» **Given instruction**
Can you arrange the material as a numbered list, starting at its first line and going on through the line with "y-tick-label: 0 (52, 364, 60, 379)", with both ends included and any blank lines left out?

######

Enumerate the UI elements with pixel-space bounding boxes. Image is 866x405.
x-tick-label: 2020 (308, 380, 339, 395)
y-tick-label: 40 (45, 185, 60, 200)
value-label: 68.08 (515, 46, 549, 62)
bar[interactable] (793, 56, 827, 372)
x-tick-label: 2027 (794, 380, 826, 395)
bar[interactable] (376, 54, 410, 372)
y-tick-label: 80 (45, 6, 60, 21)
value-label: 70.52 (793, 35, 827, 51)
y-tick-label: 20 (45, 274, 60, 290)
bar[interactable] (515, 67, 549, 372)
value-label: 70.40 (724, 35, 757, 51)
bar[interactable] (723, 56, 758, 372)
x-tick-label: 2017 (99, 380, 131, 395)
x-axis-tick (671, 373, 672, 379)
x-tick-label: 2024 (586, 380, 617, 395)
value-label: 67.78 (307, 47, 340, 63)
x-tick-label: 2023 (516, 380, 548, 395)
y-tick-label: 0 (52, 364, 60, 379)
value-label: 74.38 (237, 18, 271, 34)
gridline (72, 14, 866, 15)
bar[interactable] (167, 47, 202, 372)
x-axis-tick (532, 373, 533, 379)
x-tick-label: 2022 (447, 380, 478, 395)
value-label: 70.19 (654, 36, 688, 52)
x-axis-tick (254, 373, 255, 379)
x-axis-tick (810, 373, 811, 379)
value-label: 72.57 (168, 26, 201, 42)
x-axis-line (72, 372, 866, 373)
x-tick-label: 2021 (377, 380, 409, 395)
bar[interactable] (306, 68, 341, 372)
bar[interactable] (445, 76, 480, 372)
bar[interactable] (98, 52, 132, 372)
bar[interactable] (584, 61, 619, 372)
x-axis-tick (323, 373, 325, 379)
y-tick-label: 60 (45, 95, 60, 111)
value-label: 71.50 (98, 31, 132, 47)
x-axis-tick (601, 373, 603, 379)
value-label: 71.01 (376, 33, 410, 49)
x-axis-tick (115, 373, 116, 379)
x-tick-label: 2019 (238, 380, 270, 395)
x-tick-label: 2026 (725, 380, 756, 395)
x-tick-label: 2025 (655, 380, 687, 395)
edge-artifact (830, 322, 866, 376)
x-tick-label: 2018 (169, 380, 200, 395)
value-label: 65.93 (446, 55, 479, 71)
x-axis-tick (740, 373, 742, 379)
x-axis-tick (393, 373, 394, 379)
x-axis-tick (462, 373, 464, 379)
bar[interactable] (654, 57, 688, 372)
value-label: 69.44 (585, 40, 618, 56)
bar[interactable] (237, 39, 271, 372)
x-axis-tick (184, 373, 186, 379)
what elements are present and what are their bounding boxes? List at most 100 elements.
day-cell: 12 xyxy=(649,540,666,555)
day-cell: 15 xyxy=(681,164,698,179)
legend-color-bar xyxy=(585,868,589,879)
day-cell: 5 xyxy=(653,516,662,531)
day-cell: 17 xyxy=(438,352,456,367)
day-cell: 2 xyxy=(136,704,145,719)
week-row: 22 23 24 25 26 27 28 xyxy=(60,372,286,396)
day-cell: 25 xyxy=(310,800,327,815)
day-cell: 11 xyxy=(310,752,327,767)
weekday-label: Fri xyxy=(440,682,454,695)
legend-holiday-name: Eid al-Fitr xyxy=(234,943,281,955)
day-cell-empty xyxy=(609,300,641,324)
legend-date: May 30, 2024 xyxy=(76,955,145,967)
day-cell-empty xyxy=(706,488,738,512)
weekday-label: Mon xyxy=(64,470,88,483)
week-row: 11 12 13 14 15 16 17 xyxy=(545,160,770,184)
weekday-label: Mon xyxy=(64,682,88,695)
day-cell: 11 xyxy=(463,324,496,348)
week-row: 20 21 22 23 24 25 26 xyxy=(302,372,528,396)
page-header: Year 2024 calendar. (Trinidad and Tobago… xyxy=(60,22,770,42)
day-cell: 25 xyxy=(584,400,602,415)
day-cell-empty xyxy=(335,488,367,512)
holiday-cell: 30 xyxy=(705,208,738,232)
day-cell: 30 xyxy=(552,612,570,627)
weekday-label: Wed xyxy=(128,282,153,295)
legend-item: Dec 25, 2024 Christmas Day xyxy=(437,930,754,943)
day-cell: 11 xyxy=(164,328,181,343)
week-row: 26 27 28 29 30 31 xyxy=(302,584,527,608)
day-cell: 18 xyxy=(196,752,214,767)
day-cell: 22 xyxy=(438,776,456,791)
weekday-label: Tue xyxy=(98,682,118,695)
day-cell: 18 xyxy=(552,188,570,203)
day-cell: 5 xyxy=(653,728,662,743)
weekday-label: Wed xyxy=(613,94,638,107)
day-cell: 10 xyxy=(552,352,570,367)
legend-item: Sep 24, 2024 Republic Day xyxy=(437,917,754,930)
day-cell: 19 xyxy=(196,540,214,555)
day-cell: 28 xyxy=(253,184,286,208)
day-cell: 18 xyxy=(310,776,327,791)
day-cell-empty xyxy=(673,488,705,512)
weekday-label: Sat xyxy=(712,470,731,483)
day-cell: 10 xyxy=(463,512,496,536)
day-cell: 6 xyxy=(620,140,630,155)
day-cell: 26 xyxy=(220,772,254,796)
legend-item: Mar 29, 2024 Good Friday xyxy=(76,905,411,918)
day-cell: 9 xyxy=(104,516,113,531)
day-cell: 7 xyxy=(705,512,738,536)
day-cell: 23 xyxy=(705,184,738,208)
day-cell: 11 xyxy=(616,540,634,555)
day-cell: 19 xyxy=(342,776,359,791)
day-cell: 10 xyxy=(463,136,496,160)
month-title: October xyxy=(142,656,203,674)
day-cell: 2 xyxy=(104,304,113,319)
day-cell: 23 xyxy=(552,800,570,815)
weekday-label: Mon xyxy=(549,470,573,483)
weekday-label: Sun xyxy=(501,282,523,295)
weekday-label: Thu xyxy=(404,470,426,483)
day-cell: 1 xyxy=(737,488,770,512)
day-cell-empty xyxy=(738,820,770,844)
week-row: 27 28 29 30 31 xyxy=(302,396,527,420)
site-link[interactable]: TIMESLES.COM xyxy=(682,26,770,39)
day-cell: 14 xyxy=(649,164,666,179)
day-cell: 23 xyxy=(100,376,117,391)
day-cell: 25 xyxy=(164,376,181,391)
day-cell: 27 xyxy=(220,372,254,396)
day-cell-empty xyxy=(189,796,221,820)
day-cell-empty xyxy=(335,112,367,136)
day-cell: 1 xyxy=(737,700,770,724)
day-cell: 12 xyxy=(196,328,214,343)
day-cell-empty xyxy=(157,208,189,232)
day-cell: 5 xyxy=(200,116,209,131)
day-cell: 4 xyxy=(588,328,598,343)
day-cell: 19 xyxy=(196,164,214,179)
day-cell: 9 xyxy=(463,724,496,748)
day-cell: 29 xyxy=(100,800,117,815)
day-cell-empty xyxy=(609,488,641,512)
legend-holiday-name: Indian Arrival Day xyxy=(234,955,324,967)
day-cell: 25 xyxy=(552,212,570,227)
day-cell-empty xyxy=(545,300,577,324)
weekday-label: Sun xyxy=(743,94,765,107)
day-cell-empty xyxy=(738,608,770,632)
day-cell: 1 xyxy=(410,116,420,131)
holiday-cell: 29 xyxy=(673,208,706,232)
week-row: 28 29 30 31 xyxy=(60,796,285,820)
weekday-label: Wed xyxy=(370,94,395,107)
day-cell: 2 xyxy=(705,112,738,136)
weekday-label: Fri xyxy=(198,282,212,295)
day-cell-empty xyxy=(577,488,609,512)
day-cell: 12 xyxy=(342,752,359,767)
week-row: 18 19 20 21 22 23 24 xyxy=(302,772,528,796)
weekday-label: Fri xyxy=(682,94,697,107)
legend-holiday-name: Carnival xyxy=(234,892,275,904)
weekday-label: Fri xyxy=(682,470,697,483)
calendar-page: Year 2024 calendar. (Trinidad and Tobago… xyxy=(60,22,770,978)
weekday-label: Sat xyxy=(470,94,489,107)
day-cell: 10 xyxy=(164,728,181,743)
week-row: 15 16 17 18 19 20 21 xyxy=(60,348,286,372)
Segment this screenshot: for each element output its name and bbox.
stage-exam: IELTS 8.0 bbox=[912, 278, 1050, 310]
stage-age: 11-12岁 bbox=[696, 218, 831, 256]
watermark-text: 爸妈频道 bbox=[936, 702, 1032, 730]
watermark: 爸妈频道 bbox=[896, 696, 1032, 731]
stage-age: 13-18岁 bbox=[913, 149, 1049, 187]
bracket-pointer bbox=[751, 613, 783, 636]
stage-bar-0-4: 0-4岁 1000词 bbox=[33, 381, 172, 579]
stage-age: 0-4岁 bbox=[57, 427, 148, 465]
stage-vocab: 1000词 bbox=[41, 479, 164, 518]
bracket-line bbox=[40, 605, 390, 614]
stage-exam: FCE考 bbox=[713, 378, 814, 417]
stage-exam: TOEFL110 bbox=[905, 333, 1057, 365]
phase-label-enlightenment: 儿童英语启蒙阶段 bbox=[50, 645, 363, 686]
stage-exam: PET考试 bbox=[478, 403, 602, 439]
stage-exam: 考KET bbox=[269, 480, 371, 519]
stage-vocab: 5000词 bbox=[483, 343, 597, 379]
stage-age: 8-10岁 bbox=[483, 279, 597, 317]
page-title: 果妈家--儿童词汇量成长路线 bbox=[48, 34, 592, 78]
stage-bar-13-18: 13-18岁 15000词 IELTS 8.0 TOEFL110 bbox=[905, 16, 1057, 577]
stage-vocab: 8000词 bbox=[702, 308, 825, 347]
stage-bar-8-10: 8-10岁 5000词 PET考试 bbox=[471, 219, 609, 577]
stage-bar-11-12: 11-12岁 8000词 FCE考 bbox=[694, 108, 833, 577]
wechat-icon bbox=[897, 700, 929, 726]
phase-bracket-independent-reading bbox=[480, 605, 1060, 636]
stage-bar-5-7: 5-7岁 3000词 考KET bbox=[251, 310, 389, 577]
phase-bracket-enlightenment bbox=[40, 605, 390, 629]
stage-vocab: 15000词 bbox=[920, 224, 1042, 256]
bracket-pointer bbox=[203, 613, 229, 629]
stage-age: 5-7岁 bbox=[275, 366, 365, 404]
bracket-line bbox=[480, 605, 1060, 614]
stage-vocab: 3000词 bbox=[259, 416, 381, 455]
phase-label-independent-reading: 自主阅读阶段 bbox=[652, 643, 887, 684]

######

» **Exercise result**
1. Enumerate the UI elements with pixel-space bounding boxes. Image is 866x405.
2. x-tick-label: 2020 (308, 380, 339, 395)
3. y-tick-label: 40 (45, 185, 60, 200)
4. value-label: 68.08 (515, 46, 549, 62)
5. bar[interactable] (793, 56, 827, 372)
6. x-tick-label: 2027 (794, 380, 826, 395)
7. bar[interactable] (376, 54, 410, 372)
8. y-tick-label: 80 (45, 6, 60, 21)
9. value-label: 70.52 (793, 35, 827, 51)
10. y-tick-label: 20 (45, 274, 60, 290)
11. bar[interactable] (515, 67, 549, 372)
12. value-label: 70.40 (724, 35, 757, 51)
13. bar[interactable] (723, 56, 758, 372)
14. x-tick-label: 2017 (99, 380, 131, 395)
15. x-axis-tick (671, 373, 672, 379)
16. x-tick-label: 2024 (586, 380, 617, 395)
17. value-label: 67.78 (307, 47, 340, 63)
18. x-tick-label: 2023 (516, 380, 548, 395)
19. y-tick-label: 0 (52, 364, 60, 379)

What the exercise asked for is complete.